* Data to process:

◇ ◇ ◇ ◇ ◇

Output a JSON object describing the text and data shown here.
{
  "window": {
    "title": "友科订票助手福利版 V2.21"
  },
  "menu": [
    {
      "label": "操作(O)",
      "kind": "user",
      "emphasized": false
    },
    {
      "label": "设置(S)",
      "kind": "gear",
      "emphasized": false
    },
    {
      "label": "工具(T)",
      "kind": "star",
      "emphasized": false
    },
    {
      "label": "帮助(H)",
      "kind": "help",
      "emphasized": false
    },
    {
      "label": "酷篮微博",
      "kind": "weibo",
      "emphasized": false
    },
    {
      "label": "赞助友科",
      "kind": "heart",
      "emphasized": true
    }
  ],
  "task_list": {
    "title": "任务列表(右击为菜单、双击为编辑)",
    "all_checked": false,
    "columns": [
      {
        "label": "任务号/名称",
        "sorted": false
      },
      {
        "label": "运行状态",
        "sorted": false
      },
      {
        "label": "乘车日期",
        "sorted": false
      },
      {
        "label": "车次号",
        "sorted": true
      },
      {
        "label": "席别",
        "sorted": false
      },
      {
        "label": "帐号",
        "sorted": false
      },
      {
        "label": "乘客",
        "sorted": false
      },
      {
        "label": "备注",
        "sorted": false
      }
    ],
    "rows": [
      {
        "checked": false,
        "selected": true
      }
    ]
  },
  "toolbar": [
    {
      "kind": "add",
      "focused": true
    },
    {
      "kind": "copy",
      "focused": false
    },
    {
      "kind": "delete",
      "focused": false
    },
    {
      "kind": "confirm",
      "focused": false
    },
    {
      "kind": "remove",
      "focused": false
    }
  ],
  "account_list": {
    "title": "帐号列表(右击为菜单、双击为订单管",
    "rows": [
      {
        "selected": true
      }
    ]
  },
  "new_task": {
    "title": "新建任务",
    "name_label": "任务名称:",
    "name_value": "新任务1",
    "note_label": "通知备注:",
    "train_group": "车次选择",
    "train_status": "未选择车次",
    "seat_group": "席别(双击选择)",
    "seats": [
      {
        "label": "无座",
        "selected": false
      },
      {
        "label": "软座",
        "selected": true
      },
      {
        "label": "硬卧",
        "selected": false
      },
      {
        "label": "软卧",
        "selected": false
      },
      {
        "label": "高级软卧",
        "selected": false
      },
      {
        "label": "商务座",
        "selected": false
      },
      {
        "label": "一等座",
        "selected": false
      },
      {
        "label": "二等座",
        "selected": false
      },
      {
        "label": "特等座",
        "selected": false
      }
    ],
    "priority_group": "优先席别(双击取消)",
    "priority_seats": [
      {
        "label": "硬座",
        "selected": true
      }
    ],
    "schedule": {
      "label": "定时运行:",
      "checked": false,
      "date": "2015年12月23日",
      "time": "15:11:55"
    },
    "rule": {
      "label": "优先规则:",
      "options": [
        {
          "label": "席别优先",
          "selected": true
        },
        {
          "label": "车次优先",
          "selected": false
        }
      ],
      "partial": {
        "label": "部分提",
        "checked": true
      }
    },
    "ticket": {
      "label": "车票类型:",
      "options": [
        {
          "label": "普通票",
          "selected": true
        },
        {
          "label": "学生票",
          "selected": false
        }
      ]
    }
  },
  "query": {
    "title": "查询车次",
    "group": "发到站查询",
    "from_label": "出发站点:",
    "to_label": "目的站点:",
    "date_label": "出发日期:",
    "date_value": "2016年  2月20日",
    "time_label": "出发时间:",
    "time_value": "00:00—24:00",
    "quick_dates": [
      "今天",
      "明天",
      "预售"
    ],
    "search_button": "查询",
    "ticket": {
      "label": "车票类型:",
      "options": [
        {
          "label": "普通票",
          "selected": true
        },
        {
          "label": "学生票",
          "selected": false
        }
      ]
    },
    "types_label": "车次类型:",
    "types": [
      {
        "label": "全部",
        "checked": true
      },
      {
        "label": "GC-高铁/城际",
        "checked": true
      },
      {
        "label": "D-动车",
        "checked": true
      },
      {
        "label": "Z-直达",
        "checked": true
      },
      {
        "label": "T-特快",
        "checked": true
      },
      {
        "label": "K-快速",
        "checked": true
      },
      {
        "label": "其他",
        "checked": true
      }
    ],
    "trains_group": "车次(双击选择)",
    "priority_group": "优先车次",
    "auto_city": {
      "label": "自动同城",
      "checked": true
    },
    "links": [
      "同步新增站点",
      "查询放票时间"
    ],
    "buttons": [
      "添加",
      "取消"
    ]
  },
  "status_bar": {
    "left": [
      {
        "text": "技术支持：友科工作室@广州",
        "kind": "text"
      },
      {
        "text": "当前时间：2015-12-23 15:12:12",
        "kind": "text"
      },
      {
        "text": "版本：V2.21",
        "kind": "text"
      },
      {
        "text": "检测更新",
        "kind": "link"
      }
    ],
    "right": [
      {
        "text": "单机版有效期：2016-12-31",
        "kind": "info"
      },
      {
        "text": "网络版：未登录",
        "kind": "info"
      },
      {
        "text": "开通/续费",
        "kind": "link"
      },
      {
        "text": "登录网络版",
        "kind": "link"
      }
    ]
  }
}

◇ ◇ ◇ ◇ ◇

* Exercise requirements: Please restate the whole listing word for word.

* Expected output:
Output a JSON object describing the text and data shown here.
{
  "window": {
    "title": "友科订票助手福利版 V2.21"
  },
  "menu": [
    {
      "label": "操作(O)",
      "kind": "user",
      "emphasized": false
    },
    {
      "label": "设置(S)",
      "kind": "gear",
      "emphasized": false
    },
    {
      "label": "工具(T)",
      "kind": "star",
      "emphasized": false
    },
    {
      "label": "帮助(H)",
      "kind": "help",
      "emphasized": false
    },
    {
      "label": "酷篮微博",
      "kind": "weibo",
      "emphasized": false
    },
    {
      "label": "赞助友科",
      "kind": "heart",
      "emphasized": true
    }
  ],
  "task_list": {
    "title": "任务列表(右击为菜单、双击为编辑)",
    "all_checked": false,
    "columns": [
      {
        "label": "任务号/名称",
        "sorted": false
      },
      {
        "label": "运行状态",
        "sorted": false
      },
      {
        "label": "乘车日期",
        "sorted": false
      },
      {
        "label": "车次号",
        "sorted": true
      },
      {
        "label": "席别",
        "sorted": false
      },
      {
        "label": "帐号",
        "sorted": false
      },
      {
        "label": "乘客",
        "sorted": false
      },
      {
        "label": "备注",
        "sorted": false
      }
    ],
    "rows": [
      {
        "checked": false,
        "selected": true
      }
    ]
  },
  "toolbar": [
    {
      "kind": "add",
      "focused": true
    },
    {
      "kind": "copy",
      "focused": false
    },
    {
      "kind": "delete",
      "focused": false
    },
    {
      "kind": "confirm",
      "focused": false
    },
    {
      "kind": "remove",
      "focused": false
    }
  ],
  "account_list": {
    "title": "帐号列表(右击为菜单、双击为订单管",
    "rows": [
      {
        "selected": true
      }
    ]
  },
  "new_task": {
    "title": "新建任务",
    "name_label": "任务名称:",
    "name_value": "新任务1",
    "note_label": "通知备注:",
    "train_group": "车次选择",
    "train_status": "未选择车次",
    "seat_group": "席别(双击选择)",
    "seats": [
      {
        "label": "无座",
        "selected": false
      },
      {
        "label": "软座",
        "selected": true
      },
      {
        "label": "硬卧",
        "selected": false
      },
      {
        "label": "软卧",
        "selected": false
      },
      {
        "label": "高级软卧",
        "selected": false
      },
      {
        "label": "商务座",
        "selected": false
      },
      {
        "label": "一等座",
        "selected": false
      },
      {
        "label": "二等座",
        "selected": false
      },
      {
        "label": "特等座",
        "selected": false
      }
    ],
    "priority_group": "优先席别(双击取消)",
    "priority_seats": [
      {
        "label": "硬座",
        "selected": true
      }
    ],
    "schedule": {
      "label": "定时运行:",
      "checked": false,
      "date": "2015年12月23日",
      "time": "15:11:55"
    },
    "rule": {
      "label": "优先规则:",
      "options": [
        {
          "label": "席别优先",
          "selected": true
        },
        {
          "label": "车次优先",
          "selected": false
        }
      ],
      "partial": {
        "label": "部分提",
        "checked": true
      }
    },
    "ticket": {
      "label": "车票类型:",
      "options": [
        {
          "label": "普通票",
          "selected": true
        },
        {
          "label": "学生票",
          "selected": false
        }
      ]
    }
  },
  "query": {
    "title": "查询车次",
    "group": "发到站查询",
    "from_label": "出发站点:",
    "to_label": "目的站点:",
    "date_label": "出发日期:",
    "date_value": "2016年  2月20日",
    "time_label": "出发时间:",
    "time_value": "00:00—24:00",
    "quick_dates": [
      "今天",
      "明天",
      "预售"
    ],
    "search_button": "查询",
    "ticket": {
      "label": "车票类型:",
      "options": [
        {
          "label": "普通票",
          "selected": true
        },
        {
          "label": "学生票",
          "selected": false
        }
      ]
    },
    "types_label": "车次类型:",
    "types": [
      {
        "label": "全部",
        "checked": true
      },
      {
        "label": "GC-高铁/城际",
        "checked": true
      },
      {
        "label": "D-动车",
        "checked": true
      },
      {
        "label": "Z-直达",
        "checked": true
      },
      {
        "label": "T-特快",
        "checked": true
      },
      {
        "label": "K-快速",
        "checked": true
      },
      {
        "label": "其他",
        "checked": true
      }
    ],
    "trains_group": "车次(双击选择)",
    "priority_group": "优先车次",
    "auto_city": {
      "label": "自动同城",
      "checked": true
    },
    "links": [
      "同步新增站点",
      "查询放票时间"
    ],
    "buttons": [
      "添加",
      "取消"
    ]
  },
  "status_bar": {
    "left": [
      {
        "text": "技术支持：友科工作室@广州",
        "kind": "text"
      },
      {
        "text": "当前时间：2015-12-23 15:12:12",
        "kind": "text"
      },
      {
        "text": "版本：V2.21",
        "kind": "text"
      },
      {
        "text": "检测更新",
        "kind": "link"
      }
    ],
    "right": [
      {
        "text": "单机版有效期：2016-12-31",
        "kind": "info"
      },
      {
        "text": "网络版：未登录",
        "kind": "info"
      },
      {
        "text": "开通/续费",
        "kind": "link"
      },
      {
        "text": "登录网络版",
        "kind": "link"
      }
    ]
  }
}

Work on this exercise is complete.